▸ **Exercise details**: Copy the records below exactly, leaving out any pictures.

···

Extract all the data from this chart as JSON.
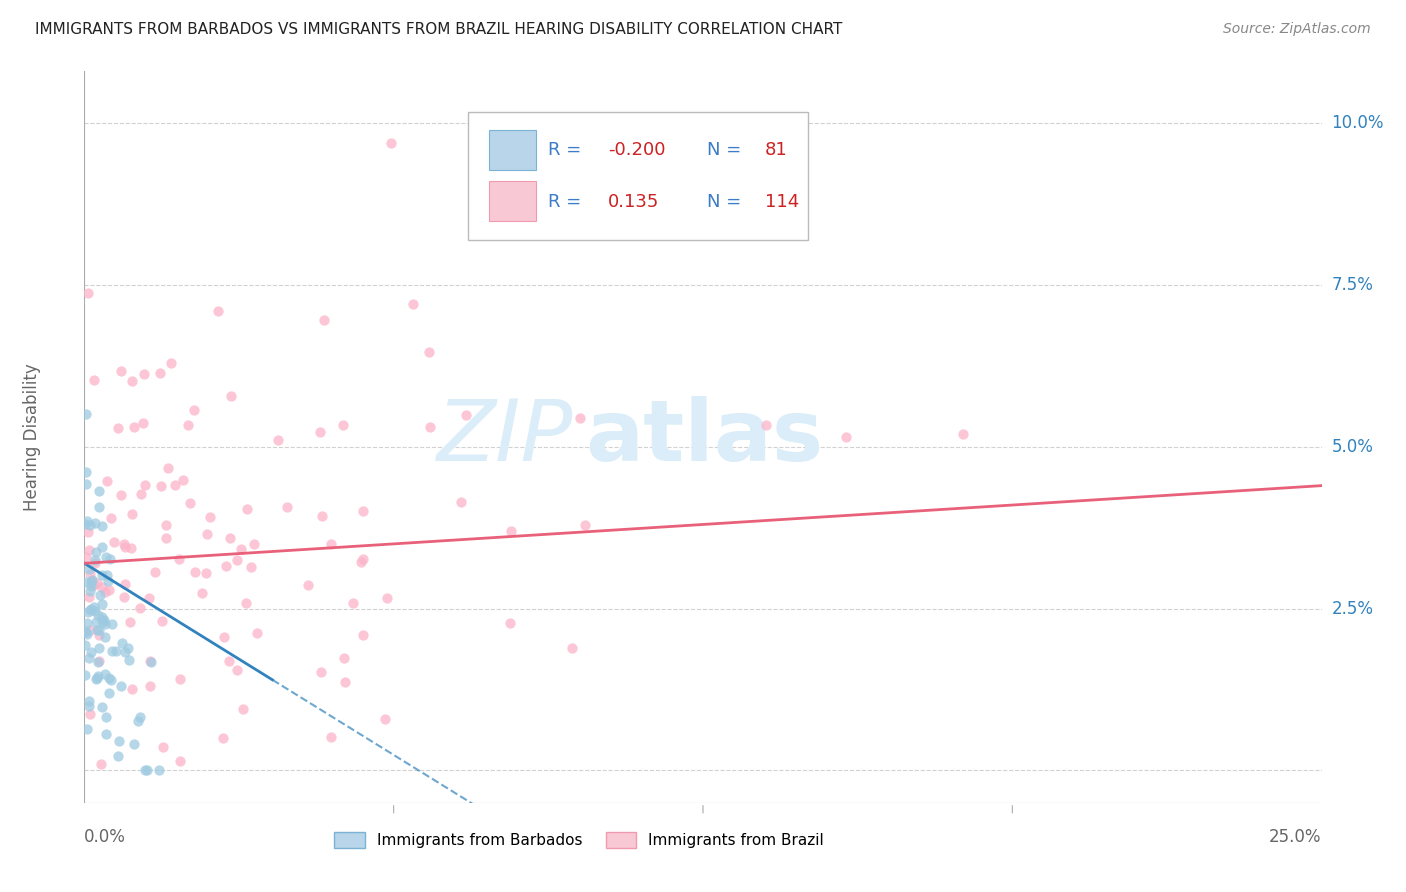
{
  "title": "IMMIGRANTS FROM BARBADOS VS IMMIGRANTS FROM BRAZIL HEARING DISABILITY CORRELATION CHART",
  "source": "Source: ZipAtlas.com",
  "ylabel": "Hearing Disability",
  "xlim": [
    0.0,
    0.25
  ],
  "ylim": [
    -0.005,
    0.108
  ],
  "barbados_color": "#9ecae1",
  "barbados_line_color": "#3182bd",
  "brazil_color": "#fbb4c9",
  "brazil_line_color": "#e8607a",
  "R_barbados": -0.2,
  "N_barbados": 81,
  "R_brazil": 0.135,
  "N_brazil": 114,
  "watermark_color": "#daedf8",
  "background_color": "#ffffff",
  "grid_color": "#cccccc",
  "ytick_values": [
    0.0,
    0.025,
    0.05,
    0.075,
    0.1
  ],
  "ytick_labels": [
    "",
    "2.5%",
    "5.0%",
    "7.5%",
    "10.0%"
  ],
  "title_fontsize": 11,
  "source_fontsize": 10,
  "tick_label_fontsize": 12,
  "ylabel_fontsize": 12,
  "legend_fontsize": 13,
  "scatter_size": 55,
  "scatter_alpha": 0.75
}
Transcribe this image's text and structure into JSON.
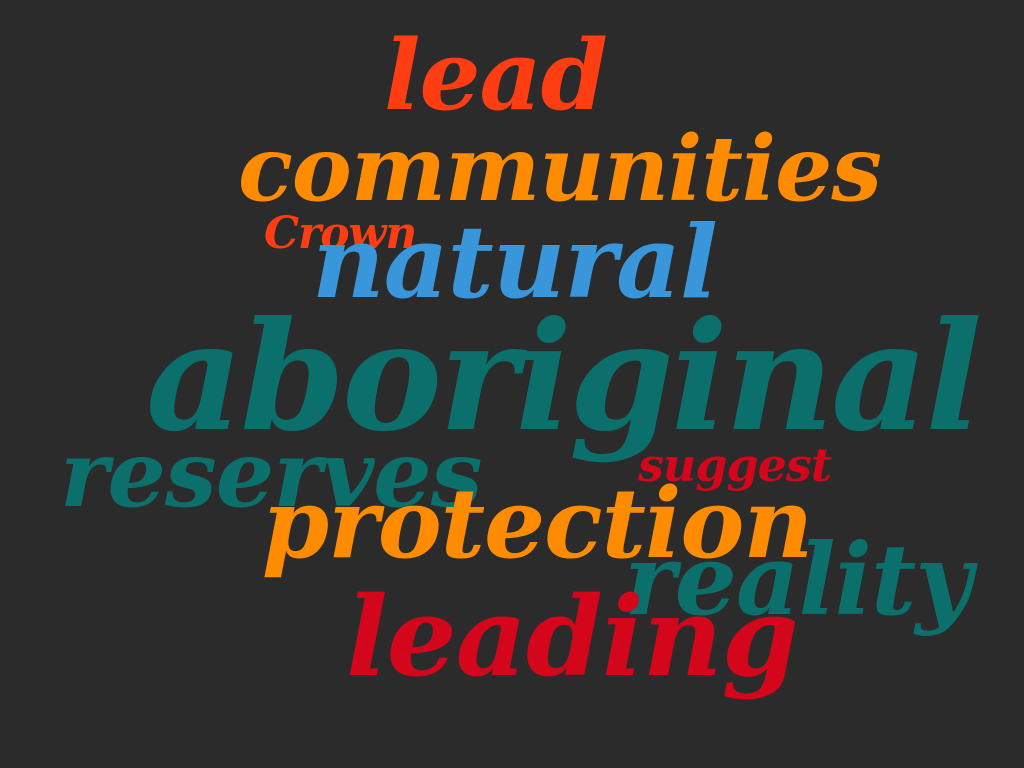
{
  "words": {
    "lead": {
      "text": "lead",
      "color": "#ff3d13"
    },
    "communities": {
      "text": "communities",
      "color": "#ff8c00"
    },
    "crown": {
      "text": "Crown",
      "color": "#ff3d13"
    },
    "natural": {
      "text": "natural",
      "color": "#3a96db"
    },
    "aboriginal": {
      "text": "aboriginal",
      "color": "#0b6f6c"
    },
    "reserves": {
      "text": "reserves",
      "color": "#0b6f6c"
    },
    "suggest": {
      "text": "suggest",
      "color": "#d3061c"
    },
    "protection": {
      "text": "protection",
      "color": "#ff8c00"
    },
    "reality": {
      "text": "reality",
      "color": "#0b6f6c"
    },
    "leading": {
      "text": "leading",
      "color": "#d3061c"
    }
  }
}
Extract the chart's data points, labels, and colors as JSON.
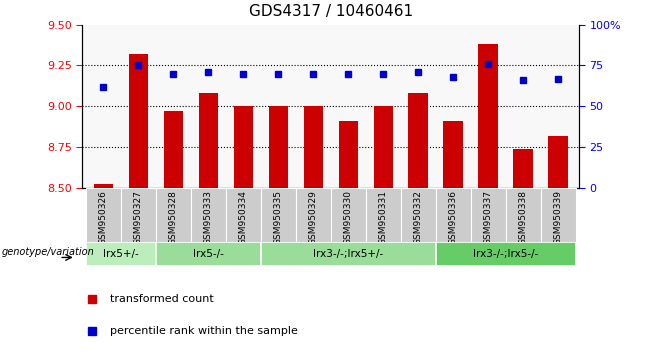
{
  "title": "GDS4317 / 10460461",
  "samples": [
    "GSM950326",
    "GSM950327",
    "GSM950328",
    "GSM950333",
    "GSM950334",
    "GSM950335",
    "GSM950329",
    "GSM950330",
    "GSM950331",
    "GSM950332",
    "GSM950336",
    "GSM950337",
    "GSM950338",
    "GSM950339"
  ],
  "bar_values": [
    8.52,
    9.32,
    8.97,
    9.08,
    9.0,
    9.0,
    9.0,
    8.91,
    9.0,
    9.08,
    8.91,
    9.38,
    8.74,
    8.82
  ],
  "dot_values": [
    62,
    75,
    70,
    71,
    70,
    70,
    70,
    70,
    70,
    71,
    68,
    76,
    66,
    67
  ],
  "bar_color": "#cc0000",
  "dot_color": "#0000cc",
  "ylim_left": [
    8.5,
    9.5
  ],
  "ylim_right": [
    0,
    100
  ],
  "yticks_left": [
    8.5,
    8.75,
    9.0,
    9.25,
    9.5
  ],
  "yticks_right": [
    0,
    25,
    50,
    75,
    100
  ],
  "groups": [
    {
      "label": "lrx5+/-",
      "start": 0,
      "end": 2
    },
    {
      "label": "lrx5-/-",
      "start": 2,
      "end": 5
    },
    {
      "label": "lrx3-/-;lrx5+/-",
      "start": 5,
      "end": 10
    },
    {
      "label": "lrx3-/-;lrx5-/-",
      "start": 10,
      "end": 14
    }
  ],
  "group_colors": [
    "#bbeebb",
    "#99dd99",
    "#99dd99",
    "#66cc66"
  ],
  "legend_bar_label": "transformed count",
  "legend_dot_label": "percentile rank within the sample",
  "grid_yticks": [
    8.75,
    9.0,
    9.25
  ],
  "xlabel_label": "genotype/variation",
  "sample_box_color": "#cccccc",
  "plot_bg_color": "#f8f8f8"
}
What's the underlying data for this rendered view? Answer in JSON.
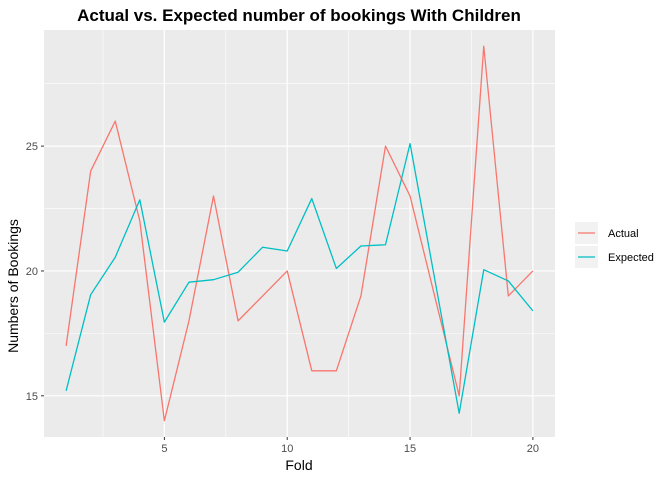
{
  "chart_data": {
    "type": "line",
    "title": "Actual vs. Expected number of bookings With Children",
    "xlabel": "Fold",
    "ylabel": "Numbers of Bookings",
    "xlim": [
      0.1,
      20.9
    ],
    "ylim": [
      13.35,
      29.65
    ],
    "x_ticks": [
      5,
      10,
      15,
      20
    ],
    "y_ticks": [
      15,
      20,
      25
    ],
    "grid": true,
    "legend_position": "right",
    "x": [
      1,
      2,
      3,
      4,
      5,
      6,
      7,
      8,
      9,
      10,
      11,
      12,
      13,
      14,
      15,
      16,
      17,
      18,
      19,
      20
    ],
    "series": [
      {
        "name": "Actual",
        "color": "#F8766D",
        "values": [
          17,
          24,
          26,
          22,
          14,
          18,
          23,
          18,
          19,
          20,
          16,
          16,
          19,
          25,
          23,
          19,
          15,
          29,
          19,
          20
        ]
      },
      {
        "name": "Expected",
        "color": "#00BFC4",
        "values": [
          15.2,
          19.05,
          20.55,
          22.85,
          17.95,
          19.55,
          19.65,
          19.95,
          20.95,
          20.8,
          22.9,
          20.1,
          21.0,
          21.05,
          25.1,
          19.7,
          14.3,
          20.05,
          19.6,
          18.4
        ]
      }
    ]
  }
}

···

▸ **Exercise solution**:
Extract all the data from this chart as JSON.
{
  "title": "IMMIGRANTS FROM BARBADOS VS IMMIGRANTS FROM BRAZIL HEARING DISABILITY CORRELATION CHART",
  "source": "Source: ZipAtlas.com",
  "ylabel": "Hearing Disability",
  "xlim": [
    0.0,
    0.25
  ],
  "ylim": [
    -0.005,
    0.108
  ],
  "barbados_color": "#9ecae1",
  "barbados_line_color": "#3182bd",
  "brazil_color": "#fbb4c9",
  "brazil_line_color": "#e8607a",
  "R_barbados": -0.2,
  "N_barbados": 81,
  "R_brazil": 0.135,
  "N_brazil": 114,
  "watermark_color": "#daedf8",
  "background_color": "#ffffff",
  "grid_color": "#cccccc",
  "ytick_values": [
    0.0,
    0.025,
    0.05,
    0.075,
    0.1
  ],
  "ytick_labels": [
    "",
    "2.5%",
    "5.0%",
    "7.5%",
    "10.0%"
  ],
  "title_fontsize": 11,
  "source_fontsize": 10,
  "tick_label_fontsize": 12,
  "ylabel_fontsize": 12,
  "legend_fontsize": 13,
  "scatter_size": 55,
  "scatter_alpha": 0.75
}
Transcribe this image's text and structure into JSON.
{
  "words": {
    "lead": {
      "text": "lead",
      "color": "#ff3d13"
    },
    "communities": {
      "text": "communities",
      "color": "#ff8c00"
    },
    "crown": {
      "text": "Crown",
      "color": "#ff3d13"
    },
    "natural": {
      "text": "natural",
      "color": "#3a96db"
    },
    "aboriginal": {
      "text": "aboriginal",
      "color": "#0b6f6c"
    },
    "reserves": {
      "text": "reserves",
      "color": "#0b6f6c"
    },
    "suggest": {
      "text": "suggest",
      "color": "#d3061c"
    },
    "protection": {
      "text": "protection",
      "color": "#ff8c00"
    },
    "reality": {
      "text": "reality",
      "color": "#0b6f6c"
    },
    "leading": {
      "text": "leading",
      "color": "#d3061c"
    }
  }
}
Extract the chart's data points, labels, and colors as JSON.
{
  "title": "GDS4317 / 10460461",
  "samples": [
    "GSM950326",
    "GSM950327",
    "GSM950328",
    "GSM950333",
    "GSM950334",
    "GSM950335",
    "GSM950329",
    "GSM950330",
    "GSM950331",
    "GSM950332",
    "GSM950336",
    "GSM950337",
    "GSM950338",
    "GSM950339"
  ],
  "bar_values": [
    8.52,
    9.32,
    8.97,
    9.08,
    9.0,
    9.0,
    9.0,
    8.91,
    9.0,
    9.08,
    8.91,
    9.38,
    8.74,
    8.82
  ],
  "dot_values": [
    62,
    75,
    70,
    71,
    70,
    70,
    70,
    70,
    70,
    71,
    68,
    76,
    66,
    67
  ],
  "bar_color": "#cc0000",
  "dot_color": "#0000cc",
  "ylim_left": [
    8.5,
    9.5
  ],
  "ylim_right": [
    0,
    100
  ],
  "yticks_left": [
    8.5,
    8.75,
    9.0,
    9.25,
    9.5
  ],
  "yticks_right": [
    0,
    25,
    50,
    75,
    100
  ],
  "groups": [
    {
      "label": "lrx5+/-",
      "start": 0,
      "end": 2
    },
    {
      "label": "lrx5-/-",
      "start": 2,
      "end": 5
    },
    {
      "label": "lrx3-/-;lrx5+/-",
      "start": 5,
      "end": 10
    },
    {
      "label": "lrx3-/-;lrx5-/-",
      "start": 10,
      "end": 14
    }
  ],
  "group_colors": [
    "#bbeebb",
    "#99dd99",
    "#99dd99",
    "#66cc66"
  ],
  "legend_bar_label": "transformed count",
  "legend_dot_label": "percentile rank within the sample",
  "grid_yticks": [
    8.75,
    9.0,
    9.25
  ],
  "xlabel_label": "genotype/variation",
  "sample_box_color": "#cccccc",
  "plot_bg_color": "#f8f8f8"
}
What's the underlying data for this rendered view? Answer in JSON.
{
  "chart_data": {
    "type": "line",
    "title": "Actual vs. Expected number of bookings With Children",
    "xlabel": "Fold",
    "ylabel": "Numbers of Bookings",
    "xlim": [
      0.1,
      20.9
    ],
    "ylim": [
      13.35,
      29.65
    ],
    "x_ticks": [
      5,
      10,
      15,
      20
    ],
    "y_ticks": [
      15,
      20,
      25
    ],
    "grid": true,
    "legend_position": "right",
    "x": [
      1,
      2,
      3,
      4,
      5,
      6,
      7,
      8,
      9,
      10,
      11,
      12,
      13,
      14,
      15,
      16,
      17,
      18,
      19,
      20
    ],
    "series": [
      {
        "name": "Actual",
        "color": "#F8766D",
        "values": [
          17,
          24,
          26,
          22,
          14,
          18,
          23,
          18,
          19,
          20,
          16,
          16,
          19,
          25,
          23,
          19,
          15,
          29,
          19,
          20
        ]
      },
      {
        "name": "Expected",
        "color": "#00BFC4",
        "values": [
          15.2,
          19.05,
          20.55,
          22.85,
          17.95,
          19.55,
          19.65,
          19.95,
          20.95,
          20.8,
          22.9,
          20.1,
          21.0,
          21.05,
          25.1,
          19.7,
          14.3,
          20.05,
          19.6,
          18.4
        ]
      }
    ]
  }
}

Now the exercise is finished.